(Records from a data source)
---
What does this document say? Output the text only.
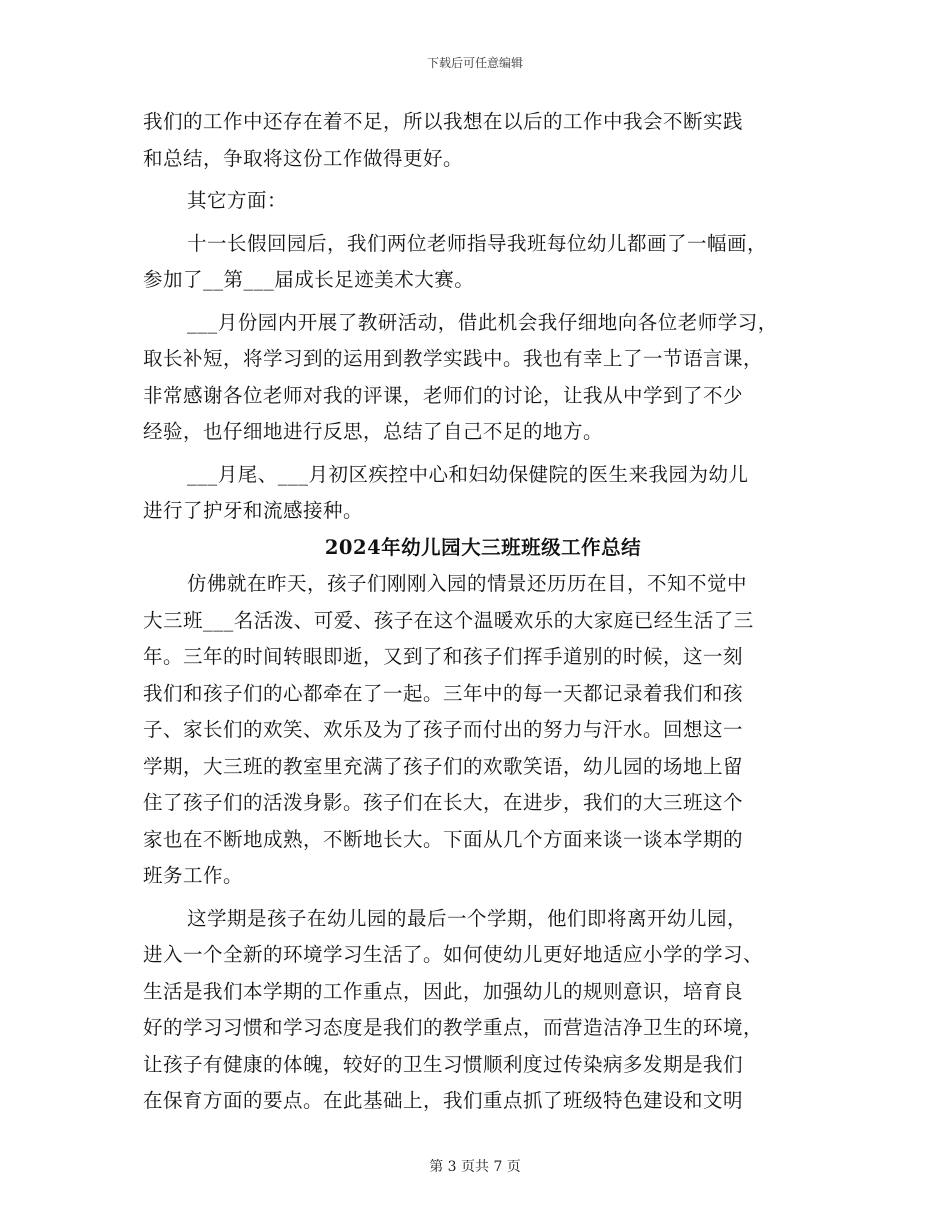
下载后可任意编辑
我们的工作中还存在着不足，所以我想在以后的工作中我会不断实践
和总结，争取将这份工作做得更好。
其它方面：
十一长假回园后，我们两位老师指导我班每位幼儿都画了一幅画，
参加了__第___届成长足迹美术大赛。
___月份园内开展了教研活动，借此机会我仔细地向各位老师学习，
取长补短，将学习到的运用到教学实践中。我也有幸上了一节语言课，
非常感谢各位老师对我的评课，老师们的讨论，让我从中学到了不少
经验，也仔细地进行反思，总结了自己不足的地方。
___月尾、___月初区疾控中心和妇幼保健院的医生来我园为幼儿
进行了护牙和流感接种。
2024年幼儿园大三班班级工作总结
仿佛就在昨天，孩子们刚刚入园的情景还历历在目，不知不觉中
大三班___名活泼、可爱、孩子在这个温暖欢乐的大家庭已经生活了三
年。三年的时间转眼即逝，又到了和孩子们挥手道别的时候，这一刻
我们和孩子们的心都牵在了一起。三年中的每一天都记录着我们和孩
子、家长们的欢笑、欢乐及为了孩子而付出的努力与汗水。回想这一
学期，大三班的教室里充满了孩子们的欢歌笑语，幼儿园的场地上留
住了孩子们的活泼身影。孩子们在长大，在进步，我们的大三班这个
家也在不断地成熟，不断地长大。下面从几个方面来谈一谈本学期的
班务工作。
这学期是孩子在幼儿园的最后一个学期，他们即将离开幼儿园，
进入一个全新的环境学习生活了。如何使幼儿更好地适应小学的学习、
生活是我们本学期的工作重点，因此，加强幼儿的规则意识，培育良
好的学习习惯和学习态度是我们的教学重点，而营造洁净卫生的环境，
让孩子有健康的体魄，较好的卫生习惯顺利度过传染病多发期是我们
在保育方面的要点。在此基础上，我们重点抓了班级特色建设和文明
第 3 页共 7 页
---
Requirements:
Output all of the entries verbatim, leaving out any images.

Full response:
What does this document say? Output the text only.
下载后可任意编辑
我们的工作中还存在着不足，所以我想在以后的工作中我会不断实践
和总结，争取将这份工作做得更好。
其它方面：
十一长假回园后，我们两位老师指导我班每位幼儿都画了一幅画，
参加了__第___届成长足迹美术大赛。
___月份园内开展了教研活动，借此机会我仔细地向各位老师学习，
取长补短，将学习到的运用到教学实践中。我也有幸上了一节语言课，
非常感谢各位老师对我的评课，老师们的讨论，让我从中学到了不少
经验，也仔细地进行反思，总结了自己不足的地方。
___月尾、___月初区疾控中心和妇幼保健院的医生来我园为幼儿
进行了护牙和流感接种。
2024年幼儿园大三班班级工作总结
仿佛就在昨天，孩子们刚刚入园的情景还历历在目，不知不觉中
大三班___名活泼、可爱、孩子在这个温暖欢乐的大家庭已经生活了三
年。三年的时间转眼即逝，又到了和孩子们挥手道别的时候，这一刻
我们和孩子们的心都牵在了一起。三年中的每一天都记录着我们和孩
子、家长们的欢笑、欢乐及为了孩子而付出的努力与汗水。回想这一
学期，大三班的教室里充满了孩子们的欢歌笑语，幼儿园的场地上留
住了孩子们的活泼身影。孩子们在长大，在进步，我们的大三班这个
家也在不断地成熟，不断地长大。下面从几个方面来谈一谈本学期的
班务工作。
这学期是孩子在幼儿园的最后一个学期，他们即将离开幼儿园，
进入一个全新的环境学习生活了。如何使幼儿更好地适应小学的学习、
生活是我们本学期的工作重点，因此，加强幼儿的规则意识，培育良
好的学习习惯和学习态度是我们的教学重点，而营造洁净卫生的环境，
让孩子有健康的体魄，较好的卫生习惯顺利度过传染病多发期是我们
在保育方面的要点。在此基础上，我们重点抓了班级特色建设和文明
第 3 页共 7 页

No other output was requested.